Instruction: Single out the lines of the material that contain "수요일까지" and copy them.

Records excerpted from a collection:
[Begin]

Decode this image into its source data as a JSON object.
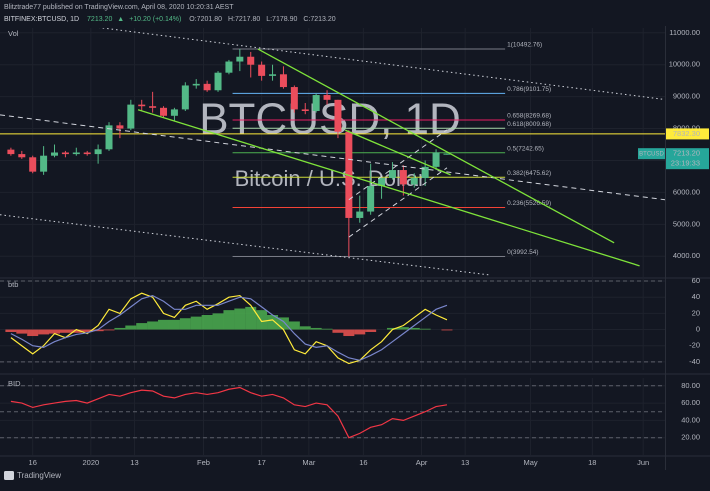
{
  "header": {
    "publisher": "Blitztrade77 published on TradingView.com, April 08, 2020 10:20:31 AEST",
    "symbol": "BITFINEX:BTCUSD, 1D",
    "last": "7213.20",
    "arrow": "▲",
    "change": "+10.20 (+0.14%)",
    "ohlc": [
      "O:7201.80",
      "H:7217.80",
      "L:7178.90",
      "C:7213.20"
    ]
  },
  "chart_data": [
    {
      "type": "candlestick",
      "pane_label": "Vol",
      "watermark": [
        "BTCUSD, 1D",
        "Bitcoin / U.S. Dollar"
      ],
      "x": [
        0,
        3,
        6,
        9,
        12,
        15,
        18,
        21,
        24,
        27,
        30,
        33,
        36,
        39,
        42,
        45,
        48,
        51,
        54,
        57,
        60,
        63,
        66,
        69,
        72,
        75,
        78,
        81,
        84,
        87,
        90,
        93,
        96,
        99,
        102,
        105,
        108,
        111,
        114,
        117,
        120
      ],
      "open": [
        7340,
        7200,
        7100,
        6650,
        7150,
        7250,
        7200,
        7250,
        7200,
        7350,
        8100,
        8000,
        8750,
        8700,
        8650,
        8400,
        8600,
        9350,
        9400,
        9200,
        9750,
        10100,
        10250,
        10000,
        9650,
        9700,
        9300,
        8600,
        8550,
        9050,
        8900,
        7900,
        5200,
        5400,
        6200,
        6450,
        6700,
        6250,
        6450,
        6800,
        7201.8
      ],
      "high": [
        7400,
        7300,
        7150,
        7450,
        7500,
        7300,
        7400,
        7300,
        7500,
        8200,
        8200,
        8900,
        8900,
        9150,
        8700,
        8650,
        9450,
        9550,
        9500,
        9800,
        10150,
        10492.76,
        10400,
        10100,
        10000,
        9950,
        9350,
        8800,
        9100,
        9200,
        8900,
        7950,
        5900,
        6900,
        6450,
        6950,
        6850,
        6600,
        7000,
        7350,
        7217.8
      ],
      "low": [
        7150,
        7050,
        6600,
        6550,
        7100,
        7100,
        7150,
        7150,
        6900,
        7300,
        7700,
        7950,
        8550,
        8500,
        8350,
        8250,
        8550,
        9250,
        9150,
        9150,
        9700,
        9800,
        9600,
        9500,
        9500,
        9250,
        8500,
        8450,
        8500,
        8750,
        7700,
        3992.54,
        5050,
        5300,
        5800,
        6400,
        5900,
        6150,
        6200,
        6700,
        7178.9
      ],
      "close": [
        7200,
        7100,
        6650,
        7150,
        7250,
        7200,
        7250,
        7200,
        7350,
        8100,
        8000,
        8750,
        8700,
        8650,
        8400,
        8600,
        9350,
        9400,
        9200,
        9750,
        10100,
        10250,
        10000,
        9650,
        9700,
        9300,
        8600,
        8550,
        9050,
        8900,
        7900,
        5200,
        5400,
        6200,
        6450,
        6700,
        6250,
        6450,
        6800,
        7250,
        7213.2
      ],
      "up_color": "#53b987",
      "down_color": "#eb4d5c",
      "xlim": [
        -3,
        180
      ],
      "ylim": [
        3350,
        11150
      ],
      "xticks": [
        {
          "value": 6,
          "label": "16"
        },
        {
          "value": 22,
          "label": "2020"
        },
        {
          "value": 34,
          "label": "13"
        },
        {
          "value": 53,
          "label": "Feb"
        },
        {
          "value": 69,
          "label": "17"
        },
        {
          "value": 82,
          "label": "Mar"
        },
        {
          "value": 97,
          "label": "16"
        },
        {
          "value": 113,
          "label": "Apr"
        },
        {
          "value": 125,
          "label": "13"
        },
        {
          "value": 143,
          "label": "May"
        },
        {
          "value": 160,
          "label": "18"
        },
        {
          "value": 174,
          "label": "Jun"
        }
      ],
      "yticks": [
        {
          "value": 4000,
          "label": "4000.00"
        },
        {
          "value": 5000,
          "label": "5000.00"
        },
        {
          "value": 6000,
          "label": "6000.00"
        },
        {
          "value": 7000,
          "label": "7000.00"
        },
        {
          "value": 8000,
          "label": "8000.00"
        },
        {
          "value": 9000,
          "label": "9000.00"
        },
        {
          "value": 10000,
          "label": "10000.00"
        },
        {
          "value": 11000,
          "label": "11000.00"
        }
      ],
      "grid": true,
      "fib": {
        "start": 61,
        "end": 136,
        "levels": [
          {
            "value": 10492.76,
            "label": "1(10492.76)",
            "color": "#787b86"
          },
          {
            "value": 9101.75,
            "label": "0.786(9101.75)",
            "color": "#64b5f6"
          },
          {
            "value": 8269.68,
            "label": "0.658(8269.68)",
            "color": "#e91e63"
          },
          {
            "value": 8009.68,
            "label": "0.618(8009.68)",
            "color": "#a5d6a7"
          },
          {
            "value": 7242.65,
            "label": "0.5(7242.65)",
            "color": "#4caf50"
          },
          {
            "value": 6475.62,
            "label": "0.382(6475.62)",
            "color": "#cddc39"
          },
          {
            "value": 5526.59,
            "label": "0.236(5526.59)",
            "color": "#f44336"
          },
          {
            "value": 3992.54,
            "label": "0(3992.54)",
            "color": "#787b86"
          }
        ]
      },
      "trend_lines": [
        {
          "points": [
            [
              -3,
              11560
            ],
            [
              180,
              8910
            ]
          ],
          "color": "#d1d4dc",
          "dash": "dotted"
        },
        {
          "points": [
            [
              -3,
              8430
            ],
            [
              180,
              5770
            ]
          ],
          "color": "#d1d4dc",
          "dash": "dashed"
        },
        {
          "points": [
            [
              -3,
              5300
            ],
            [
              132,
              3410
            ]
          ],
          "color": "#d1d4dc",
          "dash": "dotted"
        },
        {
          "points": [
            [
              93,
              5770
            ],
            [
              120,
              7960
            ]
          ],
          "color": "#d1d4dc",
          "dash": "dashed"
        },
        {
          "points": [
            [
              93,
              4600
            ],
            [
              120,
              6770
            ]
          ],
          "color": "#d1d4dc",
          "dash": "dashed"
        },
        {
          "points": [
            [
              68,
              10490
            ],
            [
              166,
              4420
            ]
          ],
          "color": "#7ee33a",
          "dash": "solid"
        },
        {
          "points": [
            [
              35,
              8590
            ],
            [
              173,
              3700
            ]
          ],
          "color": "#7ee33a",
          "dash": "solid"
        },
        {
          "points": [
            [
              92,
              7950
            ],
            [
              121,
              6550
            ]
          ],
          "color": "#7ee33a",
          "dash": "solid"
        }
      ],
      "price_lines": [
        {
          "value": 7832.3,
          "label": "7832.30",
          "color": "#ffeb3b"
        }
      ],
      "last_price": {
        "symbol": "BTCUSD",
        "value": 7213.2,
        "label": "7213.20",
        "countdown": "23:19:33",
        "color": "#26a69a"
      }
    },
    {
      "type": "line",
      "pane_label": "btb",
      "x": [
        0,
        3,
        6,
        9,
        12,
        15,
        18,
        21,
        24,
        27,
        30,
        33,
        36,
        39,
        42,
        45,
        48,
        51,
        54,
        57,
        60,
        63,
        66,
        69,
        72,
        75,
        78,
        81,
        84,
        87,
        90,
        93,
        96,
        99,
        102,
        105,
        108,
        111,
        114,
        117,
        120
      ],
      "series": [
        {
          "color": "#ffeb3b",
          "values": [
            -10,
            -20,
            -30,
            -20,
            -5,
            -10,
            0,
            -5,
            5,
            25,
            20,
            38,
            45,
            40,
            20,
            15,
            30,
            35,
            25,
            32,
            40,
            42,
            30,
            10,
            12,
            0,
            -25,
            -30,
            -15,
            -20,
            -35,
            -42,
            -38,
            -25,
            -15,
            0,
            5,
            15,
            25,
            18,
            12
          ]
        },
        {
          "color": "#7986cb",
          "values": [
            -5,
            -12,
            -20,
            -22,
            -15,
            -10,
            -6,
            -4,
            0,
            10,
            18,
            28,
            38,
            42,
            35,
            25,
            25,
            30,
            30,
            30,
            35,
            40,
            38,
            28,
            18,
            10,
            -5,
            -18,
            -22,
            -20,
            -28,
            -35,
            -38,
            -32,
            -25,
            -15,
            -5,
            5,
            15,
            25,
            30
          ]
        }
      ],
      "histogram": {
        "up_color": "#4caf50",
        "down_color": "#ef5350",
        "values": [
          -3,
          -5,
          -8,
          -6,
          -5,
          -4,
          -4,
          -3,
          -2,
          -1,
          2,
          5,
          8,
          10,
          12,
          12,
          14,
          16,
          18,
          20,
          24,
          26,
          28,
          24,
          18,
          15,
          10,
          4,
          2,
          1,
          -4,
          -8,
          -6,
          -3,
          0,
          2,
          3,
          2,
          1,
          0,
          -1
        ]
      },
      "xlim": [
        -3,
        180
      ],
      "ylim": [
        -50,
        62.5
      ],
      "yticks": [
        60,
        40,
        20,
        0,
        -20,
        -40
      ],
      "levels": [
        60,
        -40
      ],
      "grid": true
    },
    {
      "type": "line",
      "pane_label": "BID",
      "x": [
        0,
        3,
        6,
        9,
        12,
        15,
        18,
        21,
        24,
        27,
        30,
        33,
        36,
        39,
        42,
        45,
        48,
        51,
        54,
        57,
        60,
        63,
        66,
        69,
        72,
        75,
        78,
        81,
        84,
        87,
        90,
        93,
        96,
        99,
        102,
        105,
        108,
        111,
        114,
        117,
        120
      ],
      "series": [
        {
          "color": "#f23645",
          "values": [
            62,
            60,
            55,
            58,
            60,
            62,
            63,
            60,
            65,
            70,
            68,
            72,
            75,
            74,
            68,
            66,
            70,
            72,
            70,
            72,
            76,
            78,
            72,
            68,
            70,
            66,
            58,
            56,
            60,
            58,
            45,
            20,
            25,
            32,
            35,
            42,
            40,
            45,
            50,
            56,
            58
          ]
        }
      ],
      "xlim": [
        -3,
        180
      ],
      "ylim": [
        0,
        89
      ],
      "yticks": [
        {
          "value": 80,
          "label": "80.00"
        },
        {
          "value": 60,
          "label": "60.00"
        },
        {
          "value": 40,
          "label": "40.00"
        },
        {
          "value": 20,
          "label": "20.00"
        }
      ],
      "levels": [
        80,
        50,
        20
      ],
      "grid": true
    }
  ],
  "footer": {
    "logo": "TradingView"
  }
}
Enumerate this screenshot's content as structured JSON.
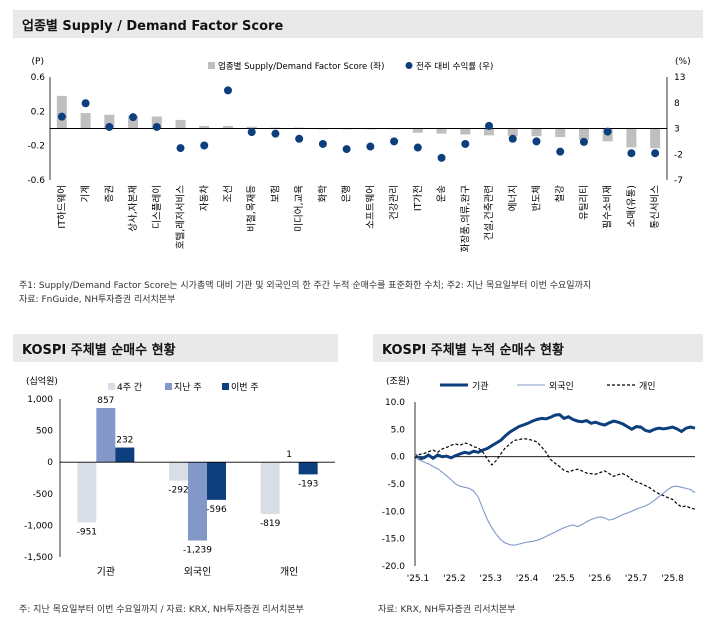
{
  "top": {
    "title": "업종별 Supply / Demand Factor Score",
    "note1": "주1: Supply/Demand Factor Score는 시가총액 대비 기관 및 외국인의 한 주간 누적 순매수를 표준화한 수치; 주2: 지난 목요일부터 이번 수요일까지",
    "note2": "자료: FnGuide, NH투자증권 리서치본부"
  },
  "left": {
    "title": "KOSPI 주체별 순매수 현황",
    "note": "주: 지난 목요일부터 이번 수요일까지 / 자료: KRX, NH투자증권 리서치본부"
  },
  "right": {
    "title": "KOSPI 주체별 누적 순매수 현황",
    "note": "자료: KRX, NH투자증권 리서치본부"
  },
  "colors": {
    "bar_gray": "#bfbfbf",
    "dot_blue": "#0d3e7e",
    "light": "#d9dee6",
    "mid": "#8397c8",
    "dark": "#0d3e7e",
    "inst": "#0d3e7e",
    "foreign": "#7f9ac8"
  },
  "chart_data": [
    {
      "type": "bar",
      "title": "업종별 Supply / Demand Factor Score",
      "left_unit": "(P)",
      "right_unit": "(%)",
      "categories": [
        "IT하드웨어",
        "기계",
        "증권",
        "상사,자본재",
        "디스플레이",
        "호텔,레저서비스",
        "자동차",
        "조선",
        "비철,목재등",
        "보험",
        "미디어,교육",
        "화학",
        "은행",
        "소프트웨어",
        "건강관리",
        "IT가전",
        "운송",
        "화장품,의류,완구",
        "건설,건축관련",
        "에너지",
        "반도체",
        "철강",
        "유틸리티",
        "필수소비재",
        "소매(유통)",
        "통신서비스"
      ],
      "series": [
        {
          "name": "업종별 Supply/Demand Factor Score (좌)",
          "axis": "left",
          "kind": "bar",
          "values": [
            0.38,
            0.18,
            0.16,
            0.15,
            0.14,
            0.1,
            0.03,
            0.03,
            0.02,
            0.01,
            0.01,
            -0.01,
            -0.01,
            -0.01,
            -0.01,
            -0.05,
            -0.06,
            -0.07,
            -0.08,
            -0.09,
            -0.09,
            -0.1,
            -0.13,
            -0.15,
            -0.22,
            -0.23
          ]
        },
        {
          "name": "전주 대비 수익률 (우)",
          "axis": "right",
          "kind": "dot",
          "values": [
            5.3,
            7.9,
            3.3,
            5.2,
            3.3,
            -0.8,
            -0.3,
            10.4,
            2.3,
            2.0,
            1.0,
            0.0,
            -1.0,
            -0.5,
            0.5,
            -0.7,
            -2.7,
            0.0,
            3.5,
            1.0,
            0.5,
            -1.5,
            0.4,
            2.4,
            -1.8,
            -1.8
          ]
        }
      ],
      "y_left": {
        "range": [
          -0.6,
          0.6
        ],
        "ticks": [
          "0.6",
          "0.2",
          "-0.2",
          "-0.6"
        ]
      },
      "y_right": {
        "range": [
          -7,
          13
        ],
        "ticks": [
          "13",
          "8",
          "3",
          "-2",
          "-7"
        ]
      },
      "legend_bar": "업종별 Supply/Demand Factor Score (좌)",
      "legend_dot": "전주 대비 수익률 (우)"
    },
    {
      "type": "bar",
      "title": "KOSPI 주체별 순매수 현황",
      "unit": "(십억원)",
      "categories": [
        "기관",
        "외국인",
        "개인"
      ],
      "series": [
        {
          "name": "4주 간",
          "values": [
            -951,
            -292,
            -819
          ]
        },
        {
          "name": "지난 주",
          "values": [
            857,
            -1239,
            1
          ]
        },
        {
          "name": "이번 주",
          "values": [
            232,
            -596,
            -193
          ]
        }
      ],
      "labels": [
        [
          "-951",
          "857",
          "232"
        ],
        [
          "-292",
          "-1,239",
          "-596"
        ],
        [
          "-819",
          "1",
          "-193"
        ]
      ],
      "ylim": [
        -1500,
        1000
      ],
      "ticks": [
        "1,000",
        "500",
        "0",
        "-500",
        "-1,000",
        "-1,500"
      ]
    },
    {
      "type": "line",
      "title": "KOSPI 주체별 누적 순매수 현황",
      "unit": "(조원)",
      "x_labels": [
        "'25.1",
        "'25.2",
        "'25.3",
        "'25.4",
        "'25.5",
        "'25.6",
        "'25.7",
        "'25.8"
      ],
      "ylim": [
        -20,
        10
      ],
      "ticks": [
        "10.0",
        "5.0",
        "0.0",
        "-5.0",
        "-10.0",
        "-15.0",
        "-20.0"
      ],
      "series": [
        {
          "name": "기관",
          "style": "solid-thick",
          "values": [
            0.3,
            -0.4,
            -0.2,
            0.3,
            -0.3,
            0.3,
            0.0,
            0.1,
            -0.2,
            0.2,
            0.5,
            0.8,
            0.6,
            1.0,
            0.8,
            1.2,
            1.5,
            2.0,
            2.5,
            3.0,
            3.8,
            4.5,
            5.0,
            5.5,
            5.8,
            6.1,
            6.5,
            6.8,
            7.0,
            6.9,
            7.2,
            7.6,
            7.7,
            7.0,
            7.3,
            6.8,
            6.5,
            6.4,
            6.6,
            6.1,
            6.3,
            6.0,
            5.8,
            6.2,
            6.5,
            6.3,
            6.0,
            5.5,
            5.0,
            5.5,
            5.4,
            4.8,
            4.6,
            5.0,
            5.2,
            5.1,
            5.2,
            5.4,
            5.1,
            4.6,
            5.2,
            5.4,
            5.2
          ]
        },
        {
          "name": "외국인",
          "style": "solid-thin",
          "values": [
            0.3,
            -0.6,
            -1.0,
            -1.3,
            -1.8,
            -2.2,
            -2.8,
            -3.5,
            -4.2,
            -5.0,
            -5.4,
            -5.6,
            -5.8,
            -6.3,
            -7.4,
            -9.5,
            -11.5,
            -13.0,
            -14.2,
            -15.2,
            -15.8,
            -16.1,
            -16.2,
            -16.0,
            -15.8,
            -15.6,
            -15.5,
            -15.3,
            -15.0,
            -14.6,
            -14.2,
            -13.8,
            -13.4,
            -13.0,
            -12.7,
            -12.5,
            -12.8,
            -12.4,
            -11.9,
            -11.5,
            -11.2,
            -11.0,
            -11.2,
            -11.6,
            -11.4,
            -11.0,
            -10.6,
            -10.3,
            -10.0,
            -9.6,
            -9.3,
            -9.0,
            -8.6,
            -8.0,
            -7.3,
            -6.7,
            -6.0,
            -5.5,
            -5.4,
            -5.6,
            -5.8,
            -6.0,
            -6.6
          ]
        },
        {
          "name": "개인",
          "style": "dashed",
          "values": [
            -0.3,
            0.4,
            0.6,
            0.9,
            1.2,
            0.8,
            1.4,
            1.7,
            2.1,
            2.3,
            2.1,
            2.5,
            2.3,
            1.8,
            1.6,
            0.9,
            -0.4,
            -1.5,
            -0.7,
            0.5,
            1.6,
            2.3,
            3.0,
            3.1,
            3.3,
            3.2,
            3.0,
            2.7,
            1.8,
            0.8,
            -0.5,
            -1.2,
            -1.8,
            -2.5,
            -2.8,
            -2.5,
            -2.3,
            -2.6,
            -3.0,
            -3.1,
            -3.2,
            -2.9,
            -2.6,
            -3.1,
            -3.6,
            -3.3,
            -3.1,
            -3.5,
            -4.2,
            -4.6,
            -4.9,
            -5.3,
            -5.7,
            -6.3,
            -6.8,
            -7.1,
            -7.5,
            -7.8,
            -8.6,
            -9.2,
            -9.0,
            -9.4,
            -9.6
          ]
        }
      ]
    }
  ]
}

[End]

Correct response:
    "note1": "주1: Supply/Demand Factor Score는 시가총액 대비 기관 및 외국인의 한 주간 누적 순매수를 표준화한 수치; 주2: 지난 목요일부터 이번 수요일까지",
    "note": "주: 지난 목요일부터 이번 수요일까지 / 자료: KRX, NH투자증권 리서치본부"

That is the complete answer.